To do -
Every line containing the word "оплата" needs to be found and copied.

#####

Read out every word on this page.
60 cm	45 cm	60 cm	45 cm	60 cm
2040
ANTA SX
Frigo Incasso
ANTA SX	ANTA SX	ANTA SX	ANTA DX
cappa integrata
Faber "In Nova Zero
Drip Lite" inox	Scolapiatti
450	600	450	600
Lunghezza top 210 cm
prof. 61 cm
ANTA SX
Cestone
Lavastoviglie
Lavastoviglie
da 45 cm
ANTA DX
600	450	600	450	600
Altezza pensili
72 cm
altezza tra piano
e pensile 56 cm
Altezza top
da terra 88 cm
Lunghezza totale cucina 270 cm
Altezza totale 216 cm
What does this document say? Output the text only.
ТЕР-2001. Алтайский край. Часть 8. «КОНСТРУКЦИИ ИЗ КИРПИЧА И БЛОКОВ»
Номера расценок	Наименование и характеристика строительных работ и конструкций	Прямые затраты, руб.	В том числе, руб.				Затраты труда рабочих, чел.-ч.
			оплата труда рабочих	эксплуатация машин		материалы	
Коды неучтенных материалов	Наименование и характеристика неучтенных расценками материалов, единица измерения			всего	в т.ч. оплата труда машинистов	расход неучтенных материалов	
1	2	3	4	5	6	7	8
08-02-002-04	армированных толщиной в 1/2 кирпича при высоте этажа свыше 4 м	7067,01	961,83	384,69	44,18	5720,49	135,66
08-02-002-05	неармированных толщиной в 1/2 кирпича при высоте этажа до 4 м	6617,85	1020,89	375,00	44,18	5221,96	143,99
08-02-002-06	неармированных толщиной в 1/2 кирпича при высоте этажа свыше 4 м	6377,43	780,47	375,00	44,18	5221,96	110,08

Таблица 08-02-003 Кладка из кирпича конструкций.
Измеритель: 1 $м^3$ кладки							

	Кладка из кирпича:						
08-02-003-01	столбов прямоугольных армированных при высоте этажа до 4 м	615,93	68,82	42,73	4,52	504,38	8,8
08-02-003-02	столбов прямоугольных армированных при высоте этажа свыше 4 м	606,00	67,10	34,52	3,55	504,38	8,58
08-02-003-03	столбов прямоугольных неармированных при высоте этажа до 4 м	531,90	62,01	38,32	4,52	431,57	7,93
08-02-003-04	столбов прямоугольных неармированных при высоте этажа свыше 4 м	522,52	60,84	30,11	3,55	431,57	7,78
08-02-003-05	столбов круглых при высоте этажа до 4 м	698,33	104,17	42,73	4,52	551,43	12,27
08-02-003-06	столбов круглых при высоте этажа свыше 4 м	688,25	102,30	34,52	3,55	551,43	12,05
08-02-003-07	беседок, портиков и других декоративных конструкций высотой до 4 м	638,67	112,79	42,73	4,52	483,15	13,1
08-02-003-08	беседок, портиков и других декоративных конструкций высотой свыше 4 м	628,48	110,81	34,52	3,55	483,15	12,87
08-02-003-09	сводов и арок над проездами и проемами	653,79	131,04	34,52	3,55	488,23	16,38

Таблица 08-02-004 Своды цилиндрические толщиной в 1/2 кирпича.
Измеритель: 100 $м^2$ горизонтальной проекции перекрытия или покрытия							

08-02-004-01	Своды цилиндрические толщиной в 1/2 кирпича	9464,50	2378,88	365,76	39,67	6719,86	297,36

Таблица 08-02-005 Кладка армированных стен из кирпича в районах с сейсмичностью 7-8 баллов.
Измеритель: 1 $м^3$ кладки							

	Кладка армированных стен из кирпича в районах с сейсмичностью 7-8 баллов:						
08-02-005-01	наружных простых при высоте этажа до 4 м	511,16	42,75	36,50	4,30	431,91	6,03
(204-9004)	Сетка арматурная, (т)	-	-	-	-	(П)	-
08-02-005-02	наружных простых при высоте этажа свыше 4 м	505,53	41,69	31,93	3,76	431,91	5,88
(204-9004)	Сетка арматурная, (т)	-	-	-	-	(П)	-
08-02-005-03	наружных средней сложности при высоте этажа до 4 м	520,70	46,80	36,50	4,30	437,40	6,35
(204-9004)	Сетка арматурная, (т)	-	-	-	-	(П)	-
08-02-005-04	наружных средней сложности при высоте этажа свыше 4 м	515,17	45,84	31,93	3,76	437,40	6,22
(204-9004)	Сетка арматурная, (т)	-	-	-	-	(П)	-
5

#####

Task response -
			оплата труда рабочих	эксплуатация машин		материалы	
Коды неучтенных материалов	Наименование и характеристика неучтенных расценками материалов, единица измерения			всего	в т.ч. оплата труда машинистов	расход неучтенных материалов	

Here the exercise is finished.